Lums/sc 42599/implement ivf pq index #279

lums658 · 2024-03-13T04:49:00Z

This PR implements IVF index with PQ encoding. It requires the results from #265 so this is a branch from there.

As the name implies, this index synthesizes the indexing from IVF with the vector encoding from PQ. Ultimately there should be a decomposition of indexes into index representation, vector representation, and distance computation. However, because there is still a need to gather sufficient implementation experience with the different variants of each (and their compositions), the current implementation is monolithic. The new story sc-43058 was created for this refactoring.

The current scheme for C++ indexes includes implementing a class for metadata, for the storage group, and for the index itself. These exist as separate files in the index subdirectory for each of the current indexes. (Note that flat_l2_index and flat_pq_index have not been re-factored this way yet, though placeholder files for the metadata and group classes have been created.

Group and Metadata

The metadataivf_pq_metata essentially includes the metadata for each of IVF Flat and Flat PQ. The group ivf_pq_group contains arrays that are the integration of IVF and PQ:

cluster_centroids -- the centroids used for encoding with PQ
flat_ivf_centroids -- the flat (unencoded) centroids used for IVF indexing. These are obtained by applying kmeans to the flat input vectors.
pq_ivf_centroids -- the PQ encoded centroids used for IVF indexing. These are currently obtained by PQ encoding the flat_ivf_centroids.
pq_ivf_vectors -- PQ encoded vectors from the input, partitioned and shuffled
ivf_index -- IVF index vector (same as in IVF Flat)
ivf_ids -- vector ids (same as in IVF Flat)
distance_tables_* -- distance tables, one table per subspace and one array per table. These should probably go into a single array at some point.
The data for pq_ivf_vectors, ivf_index, and ivf_ids are maintained as a PartitionedMatrix (or tdbPartitionedMatrix).

Ingestion

The first step in ingestion is in train_pq which generates the cluster_centroids -- using sub_kmeans as was used in the previous PQ related PR. (Note that all kmeans functions have been moved to the file kmeans.h). Once we have the cluster_centroids we have the ability to encode all of the input vectors. train_pq also generates the distance_tables.

The train_ivf function applies kmeans to create a set of centroids and partition the input vectors. There are two ways this could be accomplished: Partition the flat vectors first to create a set of flat centroids, or encode the vectors first, apply kmeans to the encoded vectors to create a set of encoded (or unencoded) centroids. We opted for the former in this PR. With the former, we can then create compressed pq_ivf_centroids from the flat_ivf_centroids.

Once we have the ivf_centroids (flat or pq), we can partition and shuffle the input vectors (unencoded or encoded). In our case, we use the flat centroids to create the partitioning and then apply that partitioning to shuffle the encoded vectors. Again, there are multiple variations to try in terms of whether to use encoded or unencoded quantities at various steps in the ingestion / indexing process.

• Data listing:

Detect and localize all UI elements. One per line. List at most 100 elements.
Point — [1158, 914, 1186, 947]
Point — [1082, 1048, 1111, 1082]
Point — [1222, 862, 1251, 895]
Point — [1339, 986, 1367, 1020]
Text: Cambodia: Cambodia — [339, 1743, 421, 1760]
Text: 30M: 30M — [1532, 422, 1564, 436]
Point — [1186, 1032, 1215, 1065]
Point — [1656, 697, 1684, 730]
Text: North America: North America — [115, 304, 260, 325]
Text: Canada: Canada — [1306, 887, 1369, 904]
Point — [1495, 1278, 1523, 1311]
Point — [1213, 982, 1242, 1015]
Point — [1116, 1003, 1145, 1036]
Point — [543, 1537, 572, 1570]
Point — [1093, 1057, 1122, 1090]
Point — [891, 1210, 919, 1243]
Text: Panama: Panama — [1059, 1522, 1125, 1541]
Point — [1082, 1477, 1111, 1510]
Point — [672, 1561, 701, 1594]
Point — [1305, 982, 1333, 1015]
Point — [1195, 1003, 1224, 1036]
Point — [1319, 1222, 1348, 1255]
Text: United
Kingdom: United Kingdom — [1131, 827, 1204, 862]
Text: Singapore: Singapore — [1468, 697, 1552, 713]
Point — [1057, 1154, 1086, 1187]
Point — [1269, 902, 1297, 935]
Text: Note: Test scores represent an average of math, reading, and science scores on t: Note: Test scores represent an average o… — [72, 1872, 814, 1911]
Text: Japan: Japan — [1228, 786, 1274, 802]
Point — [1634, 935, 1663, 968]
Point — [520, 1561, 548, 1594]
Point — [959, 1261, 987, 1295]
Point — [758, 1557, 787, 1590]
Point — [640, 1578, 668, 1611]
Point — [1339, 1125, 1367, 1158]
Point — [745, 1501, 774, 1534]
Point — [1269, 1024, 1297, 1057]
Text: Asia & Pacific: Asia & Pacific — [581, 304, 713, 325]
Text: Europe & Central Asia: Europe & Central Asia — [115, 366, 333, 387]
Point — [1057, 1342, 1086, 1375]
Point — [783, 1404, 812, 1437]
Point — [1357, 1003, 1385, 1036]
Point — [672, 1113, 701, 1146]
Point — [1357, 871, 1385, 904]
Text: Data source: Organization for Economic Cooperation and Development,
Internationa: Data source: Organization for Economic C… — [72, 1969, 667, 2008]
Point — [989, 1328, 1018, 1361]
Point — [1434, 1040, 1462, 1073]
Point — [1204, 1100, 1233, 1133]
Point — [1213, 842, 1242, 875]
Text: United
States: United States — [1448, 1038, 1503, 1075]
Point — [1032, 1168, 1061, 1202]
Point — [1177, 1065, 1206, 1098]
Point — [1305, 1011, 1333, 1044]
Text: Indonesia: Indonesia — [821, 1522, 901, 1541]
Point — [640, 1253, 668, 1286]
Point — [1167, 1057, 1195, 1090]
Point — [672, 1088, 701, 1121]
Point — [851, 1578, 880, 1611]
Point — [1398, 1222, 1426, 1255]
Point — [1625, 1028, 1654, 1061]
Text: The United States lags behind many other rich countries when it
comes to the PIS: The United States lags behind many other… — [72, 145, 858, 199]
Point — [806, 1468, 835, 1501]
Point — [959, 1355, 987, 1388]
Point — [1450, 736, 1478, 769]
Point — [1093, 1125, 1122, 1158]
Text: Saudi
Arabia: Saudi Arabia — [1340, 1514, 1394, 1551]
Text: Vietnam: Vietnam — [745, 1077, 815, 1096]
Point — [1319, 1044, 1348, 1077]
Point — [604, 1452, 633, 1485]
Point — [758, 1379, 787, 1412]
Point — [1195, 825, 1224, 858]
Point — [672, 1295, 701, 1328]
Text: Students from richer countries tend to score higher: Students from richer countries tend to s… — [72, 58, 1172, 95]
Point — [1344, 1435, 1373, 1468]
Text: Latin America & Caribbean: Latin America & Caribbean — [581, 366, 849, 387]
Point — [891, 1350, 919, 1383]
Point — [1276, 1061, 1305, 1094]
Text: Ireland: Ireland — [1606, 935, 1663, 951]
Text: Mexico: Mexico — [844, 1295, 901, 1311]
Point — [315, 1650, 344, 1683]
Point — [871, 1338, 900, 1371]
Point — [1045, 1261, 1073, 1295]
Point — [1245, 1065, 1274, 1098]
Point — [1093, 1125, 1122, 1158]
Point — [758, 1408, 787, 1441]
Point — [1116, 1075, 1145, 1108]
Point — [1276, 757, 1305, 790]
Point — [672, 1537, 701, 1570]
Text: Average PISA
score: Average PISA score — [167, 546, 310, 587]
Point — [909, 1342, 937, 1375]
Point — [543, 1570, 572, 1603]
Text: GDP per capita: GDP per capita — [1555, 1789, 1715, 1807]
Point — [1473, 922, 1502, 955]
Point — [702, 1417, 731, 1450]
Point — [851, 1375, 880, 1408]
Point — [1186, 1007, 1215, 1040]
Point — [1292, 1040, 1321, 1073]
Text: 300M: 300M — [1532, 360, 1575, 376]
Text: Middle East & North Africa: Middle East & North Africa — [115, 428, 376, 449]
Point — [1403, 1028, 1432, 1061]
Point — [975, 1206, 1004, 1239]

---

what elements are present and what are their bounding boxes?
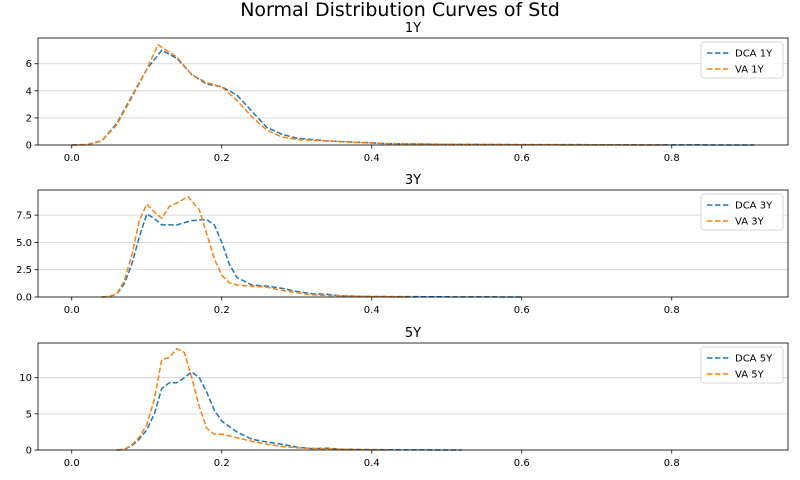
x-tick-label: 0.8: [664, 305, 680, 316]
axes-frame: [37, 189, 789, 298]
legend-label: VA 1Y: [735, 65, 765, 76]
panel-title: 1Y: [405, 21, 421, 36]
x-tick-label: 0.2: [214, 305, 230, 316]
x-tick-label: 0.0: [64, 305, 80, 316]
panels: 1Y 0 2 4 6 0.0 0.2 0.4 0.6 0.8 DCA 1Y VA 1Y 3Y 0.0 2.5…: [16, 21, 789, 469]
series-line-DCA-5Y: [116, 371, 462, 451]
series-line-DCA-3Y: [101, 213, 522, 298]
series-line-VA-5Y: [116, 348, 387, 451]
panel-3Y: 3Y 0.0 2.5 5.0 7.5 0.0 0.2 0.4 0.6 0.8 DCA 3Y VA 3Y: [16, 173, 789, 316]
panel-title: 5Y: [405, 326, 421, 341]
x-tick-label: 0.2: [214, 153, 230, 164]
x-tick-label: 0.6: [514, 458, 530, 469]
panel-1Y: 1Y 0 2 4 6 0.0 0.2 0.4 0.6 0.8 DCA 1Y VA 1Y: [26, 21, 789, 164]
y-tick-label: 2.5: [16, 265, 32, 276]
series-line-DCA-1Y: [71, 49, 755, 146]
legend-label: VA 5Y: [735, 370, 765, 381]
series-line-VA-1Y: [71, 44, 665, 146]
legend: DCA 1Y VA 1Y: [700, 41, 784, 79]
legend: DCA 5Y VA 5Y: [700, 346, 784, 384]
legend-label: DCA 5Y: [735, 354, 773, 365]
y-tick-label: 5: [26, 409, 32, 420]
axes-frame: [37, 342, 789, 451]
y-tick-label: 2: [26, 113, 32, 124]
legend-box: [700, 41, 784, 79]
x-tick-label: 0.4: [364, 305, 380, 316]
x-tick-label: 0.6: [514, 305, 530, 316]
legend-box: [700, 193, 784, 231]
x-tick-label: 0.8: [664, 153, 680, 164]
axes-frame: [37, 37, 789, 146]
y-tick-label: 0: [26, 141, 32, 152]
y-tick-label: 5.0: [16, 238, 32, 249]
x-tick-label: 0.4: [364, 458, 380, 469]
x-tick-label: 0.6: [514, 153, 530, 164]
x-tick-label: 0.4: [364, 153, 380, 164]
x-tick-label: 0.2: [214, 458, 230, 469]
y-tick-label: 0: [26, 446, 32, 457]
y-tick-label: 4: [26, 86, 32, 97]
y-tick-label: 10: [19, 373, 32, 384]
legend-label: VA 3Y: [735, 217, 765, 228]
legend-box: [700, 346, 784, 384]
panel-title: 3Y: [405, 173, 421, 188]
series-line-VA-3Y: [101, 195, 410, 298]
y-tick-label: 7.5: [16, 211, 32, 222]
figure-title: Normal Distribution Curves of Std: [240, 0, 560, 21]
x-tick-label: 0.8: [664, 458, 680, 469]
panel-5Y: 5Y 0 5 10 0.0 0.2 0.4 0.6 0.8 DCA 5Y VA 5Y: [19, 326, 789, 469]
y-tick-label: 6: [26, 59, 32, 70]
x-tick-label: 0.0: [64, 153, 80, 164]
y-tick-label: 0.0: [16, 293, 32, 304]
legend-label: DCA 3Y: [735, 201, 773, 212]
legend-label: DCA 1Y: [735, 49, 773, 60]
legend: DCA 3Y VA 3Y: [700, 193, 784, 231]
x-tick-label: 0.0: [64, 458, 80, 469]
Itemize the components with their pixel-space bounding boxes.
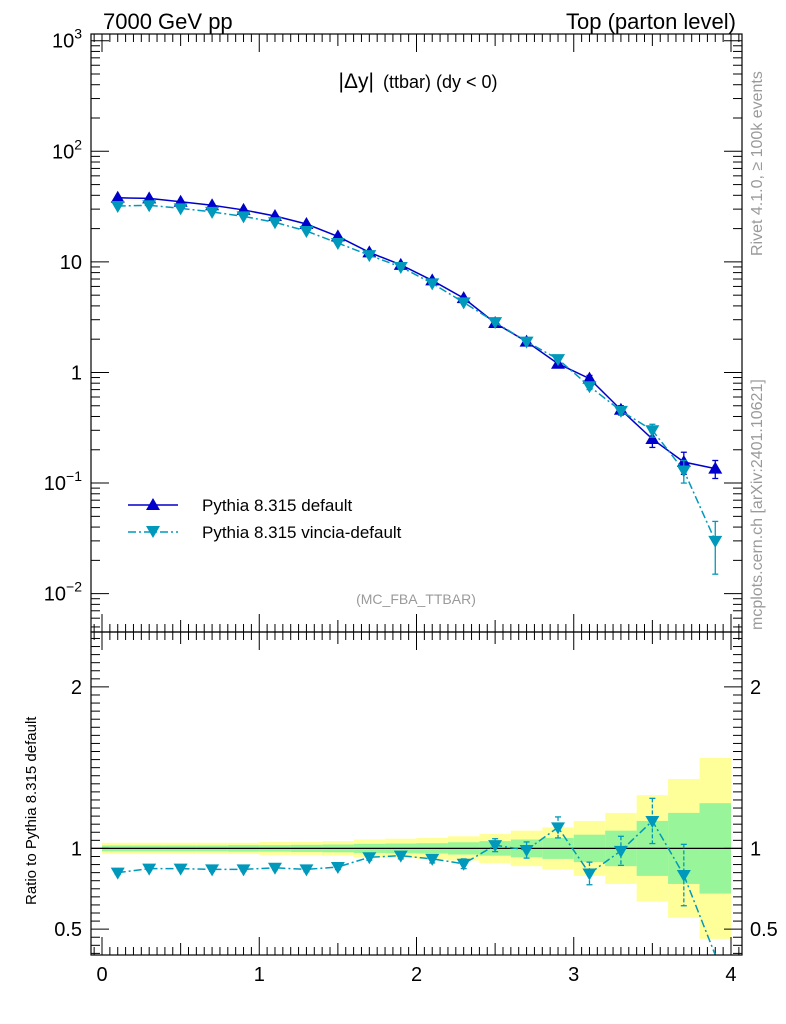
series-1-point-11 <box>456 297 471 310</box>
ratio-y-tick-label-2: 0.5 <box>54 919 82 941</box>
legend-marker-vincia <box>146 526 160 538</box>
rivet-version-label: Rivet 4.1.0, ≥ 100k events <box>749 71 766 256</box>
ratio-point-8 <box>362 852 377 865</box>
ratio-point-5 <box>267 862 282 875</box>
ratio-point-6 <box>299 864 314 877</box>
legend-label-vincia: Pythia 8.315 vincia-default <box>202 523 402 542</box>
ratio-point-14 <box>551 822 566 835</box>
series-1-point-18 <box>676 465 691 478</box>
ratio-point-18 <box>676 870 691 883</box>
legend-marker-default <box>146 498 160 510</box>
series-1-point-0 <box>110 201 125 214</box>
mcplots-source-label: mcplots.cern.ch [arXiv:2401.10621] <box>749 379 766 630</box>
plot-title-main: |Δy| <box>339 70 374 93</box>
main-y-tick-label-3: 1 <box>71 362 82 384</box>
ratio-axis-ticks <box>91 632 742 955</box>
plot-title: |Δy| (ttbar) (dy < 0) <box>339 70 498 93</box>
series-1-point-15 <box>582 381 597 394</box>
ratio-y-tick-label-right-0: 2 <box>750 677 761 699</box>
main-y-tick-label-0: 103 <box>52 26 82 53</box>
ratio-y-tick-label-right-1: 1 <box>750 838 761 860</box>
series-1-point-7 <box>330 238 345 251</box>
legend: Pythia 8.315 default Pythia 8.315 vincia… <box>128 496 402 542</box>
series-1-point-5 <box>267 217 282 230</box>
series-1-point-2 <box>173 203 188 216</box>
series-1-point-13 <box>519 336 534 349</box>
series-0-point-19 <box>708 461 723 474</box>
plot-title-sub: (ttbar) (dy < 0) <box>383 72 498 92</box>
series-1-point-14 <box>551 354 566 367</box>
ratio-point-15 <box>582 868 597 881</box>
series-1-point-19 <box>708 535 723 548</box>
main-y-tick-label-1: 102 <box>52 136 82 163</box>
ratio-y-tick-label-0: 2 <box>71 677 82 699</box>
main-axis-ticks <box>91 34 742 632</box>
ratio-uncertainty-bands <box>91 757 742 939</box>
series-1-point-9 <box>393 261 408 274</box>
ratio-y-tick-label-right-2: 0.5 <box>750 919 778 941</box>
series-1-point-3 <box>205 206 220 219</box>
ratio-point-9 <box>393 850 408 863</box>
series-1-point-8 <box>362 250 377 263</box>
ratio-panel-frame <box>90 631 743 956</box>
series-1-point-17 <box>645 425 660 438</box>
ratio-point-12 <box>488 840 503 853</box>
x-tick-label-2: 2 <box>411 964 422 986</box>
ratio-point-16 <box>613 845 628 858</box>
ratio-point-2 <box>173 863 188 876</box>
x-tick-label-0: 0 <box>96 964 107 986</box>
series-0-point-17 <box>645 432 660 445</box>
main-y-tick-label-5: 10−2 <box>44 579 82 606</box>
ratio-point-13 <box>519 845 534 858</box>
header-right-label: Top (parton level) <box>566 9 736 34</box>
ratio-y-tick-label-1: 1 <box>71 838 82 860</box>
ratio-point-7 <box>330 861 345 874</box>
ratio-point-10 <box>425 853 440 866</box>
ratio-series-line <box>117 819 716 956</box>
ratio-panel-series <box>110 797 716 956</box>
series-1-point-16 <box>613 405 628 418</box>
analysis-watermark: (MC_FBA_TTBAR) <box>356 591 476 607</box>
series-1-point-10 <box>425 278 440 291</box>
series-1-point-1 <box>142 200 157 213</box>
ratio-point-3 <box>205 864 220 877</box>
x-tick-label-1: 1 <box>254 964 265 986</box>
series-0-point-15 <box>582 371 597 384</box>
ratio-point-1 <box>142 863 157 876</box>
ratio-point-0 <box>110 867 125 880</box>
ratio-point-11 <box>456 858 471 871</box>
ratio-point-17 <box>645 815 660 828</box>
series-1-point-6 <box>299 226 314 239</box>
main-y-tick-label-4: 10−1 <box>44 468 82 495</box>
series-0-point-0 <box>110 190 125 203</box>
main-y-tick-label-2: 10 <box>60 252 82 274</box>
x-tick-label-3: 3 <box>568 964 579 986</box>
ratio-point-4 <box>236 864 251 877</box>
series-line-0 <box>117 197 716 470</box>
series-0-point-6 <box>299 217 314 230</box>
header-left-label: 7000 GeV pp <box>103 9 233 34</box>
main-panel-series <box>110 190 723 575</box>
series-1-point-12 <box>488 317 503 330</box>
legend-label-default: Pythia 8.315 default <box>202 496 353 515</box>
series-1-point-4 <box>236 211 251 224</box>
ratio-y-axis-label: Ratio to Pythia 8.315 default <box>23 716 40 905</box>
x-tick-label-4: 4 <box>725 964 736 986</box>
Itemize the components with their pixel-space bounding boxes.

---

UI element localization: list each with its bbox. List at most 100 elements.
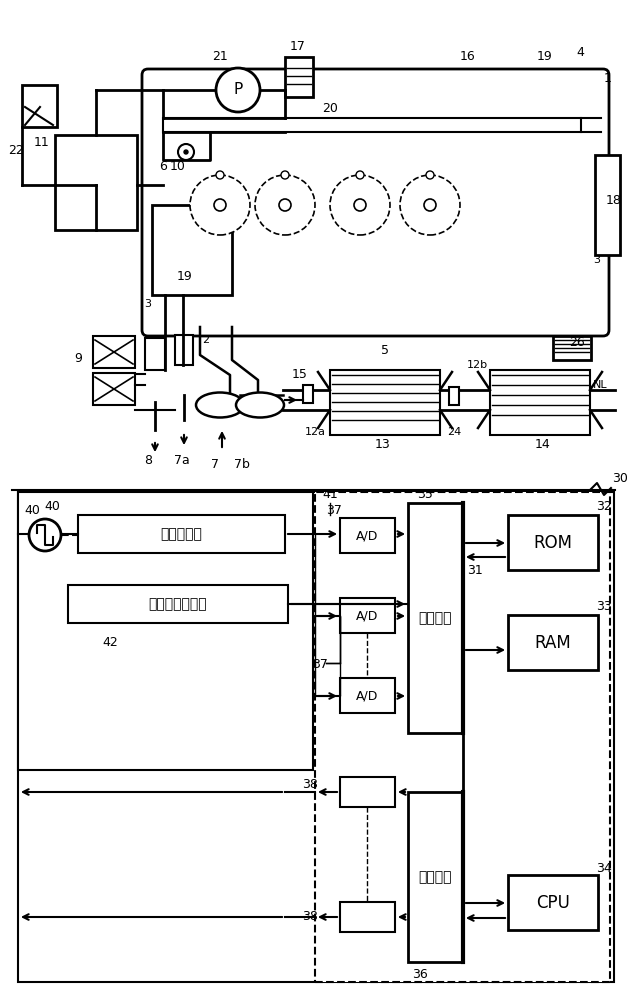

• What you need to do:
1) According to the text about the IVF PQ index, to which file were all kmeans functions moved?
2) Continue the text about the IVF PQ index from its last sentence.
The items were taken from a different source than the text about the IVF PQ index.

• Task-by-task answers:
1) They were moved to the file kmeans.h.

2)
Right now everything happens in the add function:

    train_pq(training_set);   // Create cluster_centroids_, distance_tables_
    train_ivf(training_set);   // Create flat_ivf_centroids_
    unpartitioned_pq_vectors_ = pq_encode(training_set); // encode the input vectors
    pq_ivf_centroids_ = std::move(*pq_encode(flat_ivf_centroids_)); // encode the flat ivf centroids

    auto partition_labels = detail::flat::qv_partition(
        flat_ivf_centroids_, training_set, num_threads_, distance);  // partition

    partitioned_pq_vectors_ = std::make_unique<pq_storage_type>(
        *unpartitioned_pq_vectors_, partition_labels, num_unique_labels);  // shuffle

There is not currently a separate train function, though perhaps this add() function should be split into different parts. These pieces were kept together for the time being to allow experimentation with different ordering of encoding and so forth.

Note that when the create_default_impl function is called during ingestion, the metadata are set with information from the index at the very top of the function, as that information will be used later on in the function.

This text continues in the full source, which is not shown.